(What this task involves): Return each entry exactly, with none missing.

(Saved data entries)
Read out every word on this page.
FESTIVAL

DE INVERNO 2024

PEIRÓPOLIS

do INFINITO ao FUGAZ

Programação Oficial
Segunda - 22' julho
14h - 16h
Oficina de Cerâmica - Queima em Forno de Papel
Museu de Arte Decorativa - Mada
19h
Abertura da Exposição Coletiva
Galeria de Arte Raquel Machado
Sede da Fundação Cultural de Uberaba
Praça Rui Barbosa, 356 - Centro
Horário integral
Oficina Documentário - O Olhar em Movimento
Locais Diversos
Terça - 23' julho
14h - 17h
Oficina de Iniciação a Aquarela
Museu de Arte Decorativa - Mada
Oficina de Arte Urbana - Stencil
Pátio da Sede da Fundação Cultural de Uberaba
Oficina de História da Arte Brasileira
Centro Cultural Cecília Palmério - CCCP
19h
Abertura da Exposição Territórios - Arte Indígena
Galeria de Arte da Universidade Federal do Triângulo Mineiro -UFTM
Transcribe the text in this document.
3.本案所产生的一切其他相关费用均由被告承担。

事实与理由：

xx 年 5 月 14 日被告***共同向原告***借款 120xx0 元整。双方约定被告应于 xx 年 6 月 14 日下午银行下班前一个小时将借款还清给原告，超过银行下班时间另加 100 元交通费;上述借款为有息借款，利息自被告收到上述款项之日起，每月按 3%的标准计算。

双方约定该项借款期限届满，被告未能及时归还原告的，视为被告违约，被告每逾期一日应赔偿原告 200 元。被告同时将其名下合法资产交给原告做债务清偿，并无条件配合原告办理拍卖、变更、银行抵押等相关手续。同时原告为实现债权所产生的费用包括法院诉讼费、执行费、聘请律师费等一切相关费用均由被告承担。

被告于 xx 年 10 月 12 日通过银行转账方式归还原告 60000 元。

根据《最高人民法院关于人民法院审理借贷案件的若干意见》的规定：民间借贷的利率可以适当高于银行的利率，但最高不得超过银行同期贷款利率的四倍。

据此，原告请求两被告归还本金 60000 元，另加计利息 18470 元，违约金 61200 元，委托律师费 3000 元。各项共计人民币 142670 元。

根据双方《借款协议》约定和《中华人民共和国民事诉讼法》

(Full solution):
Read out every word on this page.
FESTIVAL

DE INVERNO 2024

PEIRÓPOLIS

do INFINITO ao FUGAZ

Programação Oficial
Segunda - 22' julho
14h - 16h
Oficina de Cerâmica - Queima em Forno de Papel
Museu de Arte Decorativa - Mada
19h
Abertura da Exposição Coletiva
Galeria de Arte Raquel Machado
Sede da Fundação Cultural de Uberaba
Praça Rui Barbosa, 356 - Centro
Horário integral
Oficina Documentário - O Olhar em Movimento
Locais Diversos
Terça - 23' julho
14h - 17h
Oficina de Iniciação a Aquarela
Museu de Arte Decorativa - Mada
Oficina de Arte Urbana - Stencil
Pátio da Sede da Fundação Cultural de Uberaba
Oficina de História da Arte Brasileira
Centro Cultural Cecília Palmério - CCCP
19h
Abertura da Exposição Territórios - Arte Indígena
Galeria de Arte da Universidade Federal do Triângulo Mineiro -UFTM
Transcribe the text in this document.
3.本案所产生的一切其他相关费用均由被告承担。

事实与理由：

xx 年 5 月 14 日被告***共同向原告***借款 120xx0 元整。双方约定被告应于 xx 年 6 月 14 日下午银行下班前一个小时将借款还清给原告，超过银行下班时间另加 100 元交通费;上述借款为有息借款，利息自被告收到上述款项之日起，每月按 3%的标准计算。

双方约定该项借款期限届满，被告未能及时归还原告的，视为被告违约，被告每逾期一日应赔偿原告 200 元。被告同时将其名下合法资产交给原告做债务清偿，并无条件配合原告办理拍卖、变更、银行抵押等相关手续。同时原告为实现债权所产生的费用包括法院诉讼费、执行费、聘请律师费等一切相关费用均由被告承担。

被告于 xx 年 10 月 12 日通过银行转账方式归还原告 60000 元。

根据《最高人民法院关于人民法院审理借贷案件的若干意见》的规定：民间借贷的利率可以适当高于银行的利率，但最高不得超过银行同期贷款利率的四倍。

据此，原告请求两被告归还本金 60000 元，另加计利息 18470 元，违约金 61200 元，委托律师费 3000 元。各项共计人民币 142670 元。

根据双方《借款协议》约定和《中华人民共和国民事诉讼法》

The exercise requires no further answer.